**STATED EXERCISE:** Transcribe the data that follows precisely, omitting nothing.

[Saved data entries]
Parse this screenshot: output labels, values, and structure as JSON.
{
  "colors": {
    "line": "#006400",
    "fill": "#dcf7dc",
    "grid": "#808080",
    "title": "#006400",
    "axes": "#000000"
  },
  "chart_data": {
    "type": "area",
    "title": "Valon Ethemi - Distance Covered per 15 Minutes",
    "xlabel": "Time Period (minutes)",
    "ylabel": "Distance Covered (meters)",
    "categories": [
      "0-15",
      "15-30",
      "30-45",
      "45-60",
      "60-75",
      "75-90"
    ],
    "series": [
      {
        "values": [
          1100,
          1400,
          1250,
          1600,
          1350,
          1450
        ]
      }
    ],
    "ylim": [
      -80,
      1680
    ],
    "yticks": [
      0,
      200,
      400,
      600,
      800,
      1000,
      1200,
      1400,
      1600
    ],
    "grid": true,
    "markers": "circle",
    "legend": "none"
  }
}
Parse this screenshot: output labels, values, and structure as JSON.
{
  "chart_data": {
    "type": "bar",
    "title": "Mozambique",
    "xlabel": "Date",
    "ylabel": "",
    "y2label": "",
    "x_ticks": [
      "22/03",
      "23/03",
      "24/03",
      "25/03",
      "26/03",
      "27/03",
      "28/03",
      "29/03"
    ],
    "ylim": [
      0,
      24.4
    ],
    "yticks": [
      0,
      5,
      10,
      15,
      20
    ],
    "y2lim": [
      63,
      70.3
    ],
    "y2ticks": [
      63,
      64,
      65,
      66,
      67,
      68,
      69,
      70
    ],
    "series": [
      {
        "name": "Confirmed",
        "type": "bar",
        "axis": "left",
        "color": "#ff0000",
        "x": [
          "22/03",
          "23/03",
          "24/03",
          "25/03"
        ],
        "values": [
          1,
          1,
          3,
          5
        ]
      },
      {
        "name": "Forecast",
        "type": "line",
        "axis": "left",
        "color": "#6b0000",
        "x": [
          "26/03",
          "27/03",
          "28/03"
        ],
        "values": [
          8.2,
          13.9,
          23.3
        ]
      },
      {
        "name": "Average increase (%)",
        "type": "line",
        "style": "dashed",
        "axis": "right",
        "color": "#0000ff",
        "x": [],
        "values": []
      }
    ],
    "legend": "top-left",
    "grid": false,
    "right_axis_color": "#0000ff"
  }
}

**EXERCISE RESPONSE:**
Parse this screenshot: output labels, values, and structure as JSON.
{
  "colors": {
    "line": "#006400",
    "fill": "#dcf7dc",
    "grid": "#808080",
    "title": "#006400",
    "axes": "#000000"
  },
  "chart_data": {
    "type": "area",
    "title": "Valon Ethemi - Distance Covered per 15 Minutes",
    "xlabel": "Time Period (minutes)",
    "ylabel": "Distance Covered (meters)",
    "categories": [
      "0-15",
      "15-30",
      "30-45",
      "45-60",
      "60-75",
      "75-90"
    ],
    "series": [
      {
        "values": [
          1100,
          1400,
          1250,
          1600,
          1350,
          1450
        ]
      }
    ],
    "ylim": [
      -80,
      1680
    ],
    "yticks": [
      0,
      200,
      400,
      600,
      800,
      1000,
      1200,
      1400,
      1600
    ],
    "grid": true,
    "markers": "circle",
    "legend": "none"
  }
}
Parse this screenshot: output labels, values, and structure as JSON.
{
  "chart_data": {
    "type": "bar",
    "title": "Mozambique",
    "xlabel": "Date",
    "ylabel": "",
    "y2label": "",
    "x_ticks": [
      "22/03",
      "23/03",
      "24/03",
      "25/03",
      "26/03",
      "27/03",
      "28/03",
      "29/03"
    ],
    "ylim": [
      0,
      24.4
    ],
    "yticks": [
      0,
      5,
      10,
      15,
      20
    ],
    "y2lim": [
      63,
      70.3
    ],
    "y2ticks": [
      63,
      64,
      65,
      66,
      67,
      68,
      69,
      70
    ],
    "series": [
      {
        "name": "Confirmed",
        "type": "bar",
        "axis": "left",
        "color": "#ff0000",
        "x": [
          "22/03",
          "23/03",
          "24/03",
          "25/03"
        ],
        "values": [
          1,
          1,
          3,
          5
        ]
      },
      {
        "name": "Forecast",
        "type": "line",
        "axis": "left",
        "color": "#6b0000",
        "x": [
          "26/03",
          "27/03",
          "28/03"
        ],
        "values": [
          8.2,
          13.9,
          23.3
        ]
      },
      {
        "name": "Average increase (%)",
        "type": "line",
        "style": "dashed",
        "axis": "right",
        "color": "#0000ff",
        "x": [],
        "values": []
      }
    ],
    "legend": "top-left",
    "grid": false,
    "right_axis_color": "#0000ff"
  }
}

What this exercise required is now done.